■ Task brief
Every line with the word "title" in it should be extracted from the data that follows.

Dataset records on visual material
· · · · · · ·

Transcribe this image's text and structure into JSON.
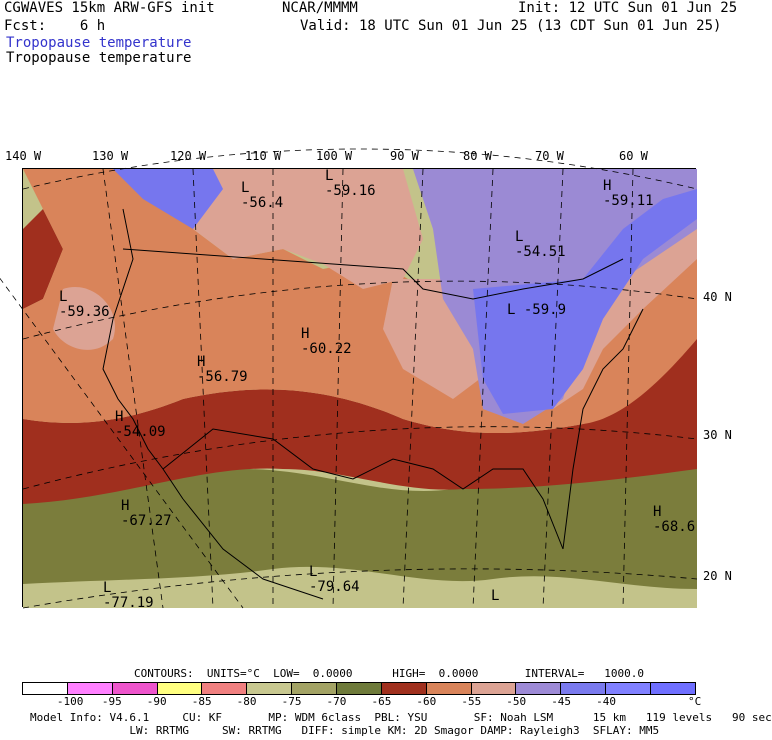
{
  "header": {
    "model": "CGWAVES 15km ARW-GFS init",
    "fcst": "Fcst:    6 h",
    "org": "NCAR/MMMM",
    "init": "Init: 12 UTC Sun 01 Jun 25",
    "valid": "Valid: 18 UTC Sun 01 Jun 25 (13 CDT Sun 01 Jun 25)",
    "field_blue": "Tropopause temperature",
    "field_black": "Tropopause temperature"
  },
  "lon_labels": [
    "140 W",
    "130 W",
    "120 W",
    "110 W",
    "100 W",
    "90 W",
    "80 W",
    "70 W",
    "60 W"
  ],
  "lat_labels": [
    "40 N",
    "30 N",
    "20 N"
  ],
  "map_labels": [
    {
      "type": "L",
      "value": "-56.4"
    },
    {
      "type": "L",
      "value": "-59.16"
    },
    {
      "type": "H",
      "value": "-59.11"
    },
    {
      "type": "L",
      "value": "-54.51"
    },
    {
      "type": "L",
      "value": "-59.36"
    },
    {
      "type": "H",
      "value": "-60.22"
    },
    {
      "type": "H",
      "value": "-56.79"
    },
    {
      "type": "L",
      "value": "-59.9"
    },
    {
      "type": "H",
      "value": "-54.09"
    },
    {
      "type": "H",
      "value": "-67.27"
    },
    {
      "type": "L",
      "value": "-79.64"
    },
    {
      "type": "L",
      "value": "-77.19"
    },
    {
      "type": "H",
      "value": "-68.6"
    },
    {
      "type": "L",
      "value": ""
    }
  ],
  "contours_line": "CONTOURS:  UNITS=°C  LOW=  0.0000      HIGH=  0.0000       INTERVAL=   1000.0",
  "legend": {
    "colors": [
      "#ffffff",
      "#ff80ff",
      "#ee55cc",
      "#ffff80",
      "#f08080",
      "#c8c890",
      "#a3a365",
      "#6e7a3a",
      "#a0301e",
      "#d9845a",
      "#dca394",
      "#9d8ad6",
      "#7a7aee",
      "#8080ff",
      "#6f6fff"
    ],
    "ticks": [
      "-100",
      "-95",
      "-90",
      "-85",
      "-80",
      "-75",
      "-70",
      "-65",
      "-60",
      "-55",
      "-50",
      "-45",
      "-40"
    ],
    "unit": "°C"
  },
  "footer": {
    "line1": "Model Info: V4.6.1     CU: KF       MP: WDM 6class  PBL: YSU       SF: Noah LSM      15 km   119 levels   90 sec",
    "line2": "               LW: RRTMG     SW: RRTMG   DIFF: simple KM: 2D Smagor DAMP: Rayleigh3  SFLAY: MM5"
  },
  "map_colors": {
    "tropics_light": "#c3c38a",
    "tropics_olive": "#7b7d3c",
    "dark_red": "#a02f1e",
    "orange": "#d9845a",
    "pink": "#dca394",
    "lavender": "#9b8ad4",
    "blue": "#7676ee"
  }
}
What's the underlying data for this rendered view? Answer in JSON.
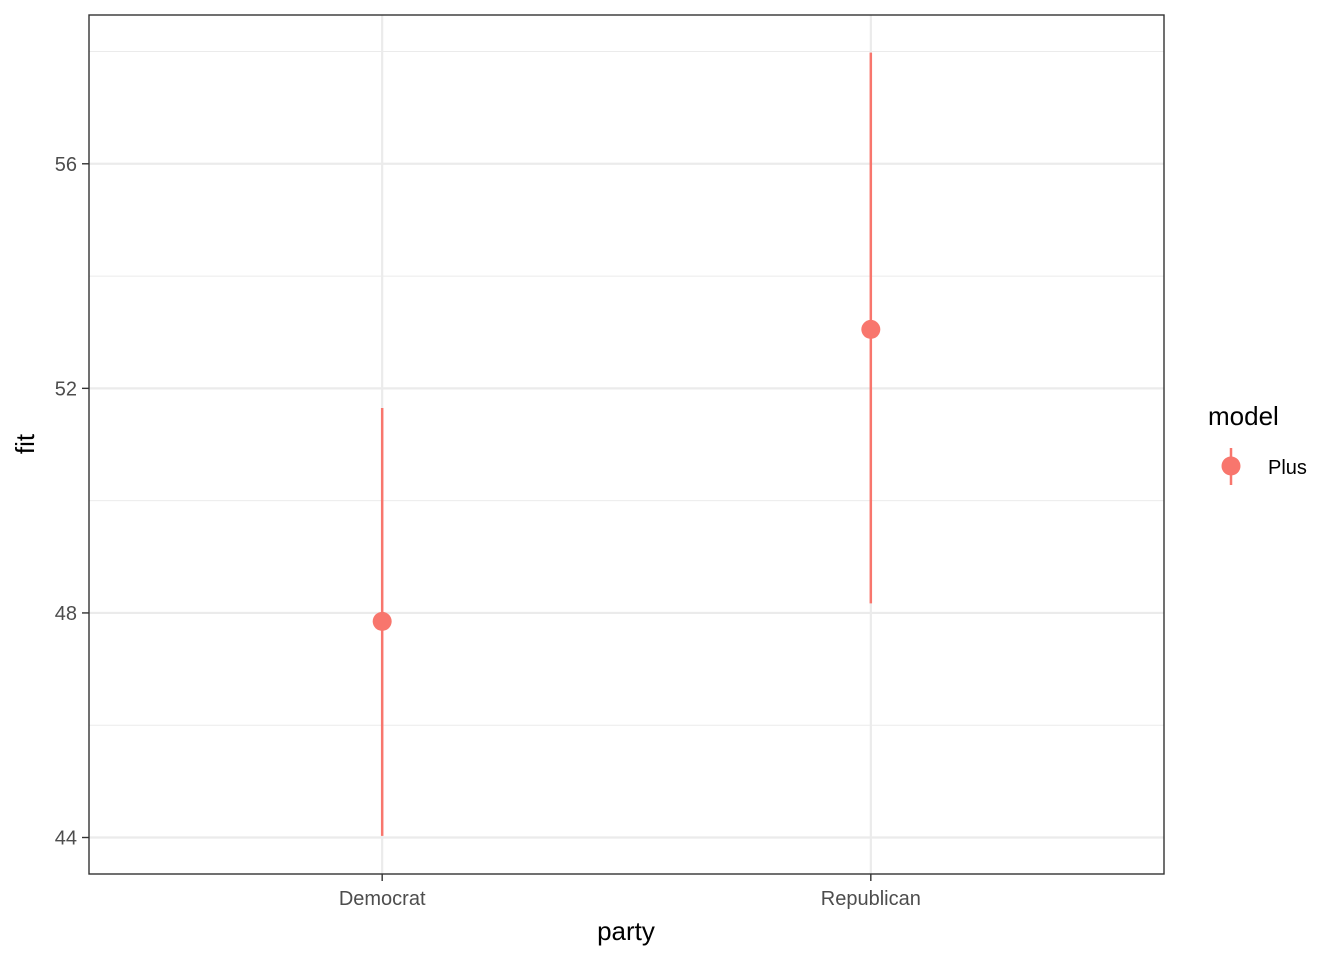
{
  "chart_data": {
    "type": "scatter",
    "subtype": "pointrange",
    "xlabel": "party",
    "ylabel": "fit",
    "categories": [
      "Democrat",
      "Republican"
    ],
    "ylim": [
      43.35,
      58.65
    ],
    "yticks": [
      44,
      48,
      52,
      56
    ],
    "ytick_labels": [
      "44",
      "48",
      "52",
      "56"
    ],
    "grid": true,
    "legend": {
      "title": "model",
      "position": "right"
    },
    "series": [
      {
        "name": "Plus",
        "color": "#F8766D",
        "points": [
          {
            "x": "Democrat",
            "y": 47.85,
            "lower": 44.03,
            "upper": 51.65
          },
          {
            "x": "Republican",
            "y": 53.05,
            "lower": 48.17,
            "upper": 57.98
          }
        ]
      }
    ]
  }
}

· · · · · · ·

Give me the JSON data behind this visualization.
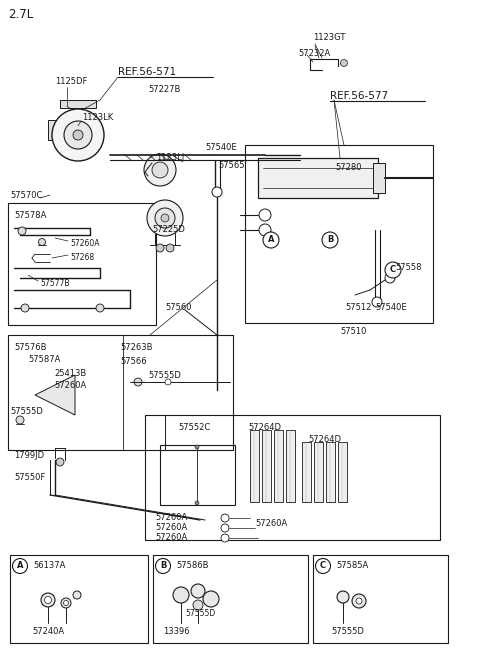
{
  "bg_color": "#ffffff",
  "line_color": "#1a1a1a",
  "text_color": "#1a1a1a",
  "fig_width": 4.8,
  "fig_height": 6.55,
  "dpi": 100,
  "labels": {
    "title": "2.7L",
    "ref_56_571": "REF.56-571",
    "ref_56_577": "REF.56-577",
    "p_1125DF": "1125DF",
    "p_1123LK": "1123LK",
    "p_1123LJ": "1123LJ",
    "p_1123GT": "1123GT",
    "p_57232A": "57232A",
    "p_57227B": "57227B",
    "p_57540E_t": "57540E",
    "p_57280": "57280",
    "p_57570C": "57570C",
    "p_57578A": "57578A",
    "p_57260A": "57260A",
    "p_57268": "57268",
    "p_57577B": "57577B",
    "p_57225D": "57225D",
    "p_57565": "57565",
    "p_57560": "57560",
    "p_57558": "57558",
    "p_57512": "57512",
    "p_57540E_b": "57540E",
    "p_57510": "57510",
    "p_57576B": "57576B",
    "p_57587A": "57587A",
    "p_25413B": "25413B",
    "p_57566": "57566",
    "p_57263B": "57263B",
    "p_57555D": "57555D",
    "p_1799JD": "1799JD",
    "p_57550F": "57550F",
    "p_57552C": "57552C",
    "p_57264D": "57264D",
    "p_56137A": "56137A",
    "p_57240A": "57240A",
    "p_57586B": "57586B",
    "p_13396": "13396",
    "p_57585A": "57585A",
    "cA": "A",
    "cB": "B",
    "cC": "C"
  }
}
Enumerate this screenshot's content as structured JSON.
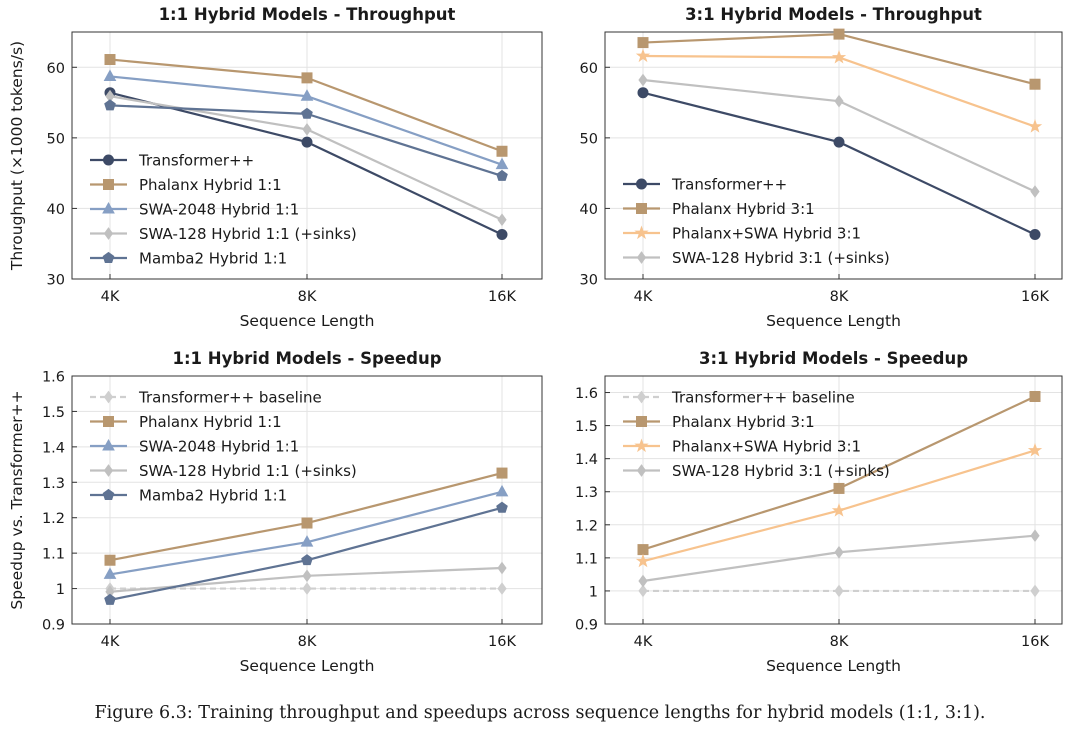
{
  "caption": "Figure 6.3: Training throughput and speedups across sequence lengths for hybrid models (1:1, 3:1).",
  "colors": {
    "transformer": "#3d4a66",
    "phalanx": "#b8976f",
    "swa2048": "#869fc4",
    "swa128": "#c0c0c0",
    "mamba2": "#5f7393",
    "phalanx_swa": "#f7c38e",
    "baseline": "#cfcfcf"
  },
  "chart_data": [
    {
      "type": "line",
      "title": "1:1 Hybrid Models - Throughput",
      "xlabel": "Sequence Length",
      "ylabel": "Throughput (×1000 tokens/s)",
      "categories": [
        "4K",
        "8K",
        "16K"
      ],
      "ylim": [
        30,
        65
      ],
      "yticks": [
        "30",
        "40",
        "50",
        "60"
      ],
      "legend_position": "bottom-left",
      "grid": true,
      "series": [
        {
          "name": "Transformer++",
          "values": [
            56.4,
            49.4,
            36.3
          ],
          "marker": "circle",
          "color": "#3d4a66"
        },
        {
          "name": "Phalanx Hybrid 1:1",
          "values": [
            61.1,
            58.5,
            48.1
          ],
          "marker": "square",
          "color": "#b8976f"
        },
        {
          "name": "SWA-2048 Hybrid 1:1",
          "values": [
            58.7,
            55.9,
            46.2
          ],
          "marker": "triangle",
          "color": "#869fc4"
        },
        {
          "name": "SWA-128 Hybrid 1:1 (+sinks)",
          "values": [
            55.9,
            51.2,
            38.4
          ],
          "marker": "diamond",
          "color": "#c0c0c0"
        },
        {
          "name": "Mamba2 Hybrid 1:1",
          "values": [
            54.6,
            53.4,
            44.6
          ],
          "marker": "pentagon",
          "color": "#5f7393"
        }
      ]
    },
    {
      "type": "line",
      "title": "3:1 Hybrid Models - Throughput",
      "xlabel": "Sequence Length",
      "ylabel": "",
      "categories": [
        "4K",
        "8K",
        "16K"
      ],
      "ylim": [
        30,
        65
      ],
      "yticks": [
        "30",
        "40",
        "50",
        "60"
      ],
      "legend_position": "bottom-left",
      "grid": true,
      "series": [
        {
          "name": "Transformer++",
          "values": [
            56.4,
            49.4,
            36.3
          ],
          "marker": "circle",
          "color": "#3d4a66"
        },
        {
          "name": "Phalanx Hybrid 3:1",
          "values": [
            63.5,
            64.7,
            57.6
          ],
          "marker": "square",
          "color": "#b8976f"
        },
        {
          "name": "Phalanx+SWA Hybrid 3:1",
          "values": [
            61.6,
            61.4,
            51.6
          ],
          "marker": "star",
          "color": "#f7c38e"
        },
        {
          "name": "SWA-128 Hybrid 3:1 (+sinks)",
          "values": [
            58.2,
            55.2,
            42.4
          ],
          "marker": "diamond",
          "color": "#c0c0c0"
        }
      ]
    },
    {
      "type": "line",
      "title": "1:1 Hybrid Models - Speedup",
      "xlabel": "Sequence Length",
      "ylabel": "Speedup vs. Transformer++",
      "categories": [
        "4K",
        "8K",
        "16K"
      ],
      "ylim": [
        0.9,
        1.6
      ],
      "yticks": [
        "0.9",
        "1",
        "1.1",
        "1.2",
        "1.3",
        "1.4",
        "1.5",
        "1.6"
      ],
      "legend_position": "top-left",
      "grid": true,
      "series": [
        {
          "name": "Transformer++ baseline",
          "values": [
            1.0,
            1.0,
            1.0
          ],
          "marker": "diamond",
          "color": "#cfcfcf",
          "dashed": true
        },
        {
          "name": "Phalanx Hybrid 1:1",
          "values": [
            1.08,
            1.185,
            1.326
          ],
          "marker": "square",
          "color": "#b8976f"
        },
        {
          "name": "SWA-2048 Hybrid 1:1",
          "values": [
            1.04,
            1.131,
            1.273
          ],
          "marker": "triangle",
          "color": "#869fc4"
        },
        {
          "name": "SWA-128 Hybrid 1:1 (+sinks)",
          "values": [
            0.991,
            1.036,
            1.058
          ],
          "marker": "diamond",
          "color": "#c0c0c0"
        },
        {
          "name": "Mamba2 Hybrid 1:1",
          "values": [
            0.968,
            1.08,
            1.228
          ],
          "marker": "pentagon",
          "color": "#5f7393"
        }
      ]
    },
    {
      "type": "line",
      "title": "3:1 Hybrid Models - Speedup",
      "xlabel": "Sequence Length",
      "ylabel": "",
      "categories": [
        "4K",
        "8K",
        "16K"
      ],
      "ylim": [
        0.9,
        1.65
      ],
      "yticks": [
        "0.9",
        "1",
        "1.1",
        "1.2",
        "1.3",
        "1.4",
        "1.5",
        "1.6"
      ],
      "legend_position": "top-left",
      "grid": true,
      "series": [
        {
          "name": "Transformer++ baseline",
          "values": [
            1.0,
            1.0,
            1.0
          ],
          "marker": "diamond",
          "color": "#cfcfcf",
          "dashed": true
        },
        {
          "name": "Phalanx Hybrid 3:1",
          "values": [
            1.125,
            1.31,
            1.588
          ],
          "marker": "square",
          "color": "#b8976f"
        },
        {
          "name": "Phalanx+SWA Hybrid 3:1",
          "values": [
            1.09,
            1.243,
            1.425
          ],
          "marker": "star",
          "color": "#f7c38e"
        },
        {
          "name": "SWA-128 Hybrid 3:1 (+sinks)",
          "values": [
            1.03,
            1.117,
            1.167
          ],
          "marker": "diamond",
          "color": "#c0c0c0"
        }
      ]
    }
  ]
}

· · · · · · ·

■ Written response
      "title": "model",
    "title": "2.7L",
      "title": "1:1 Hybrid Models - Throughput",
      "title": "3:1 Hybrid Models - Throughput",
      "title": "1:1 Hybrid Models - Speedup",
      "title": "3:1 Hybrid Models - Speedup",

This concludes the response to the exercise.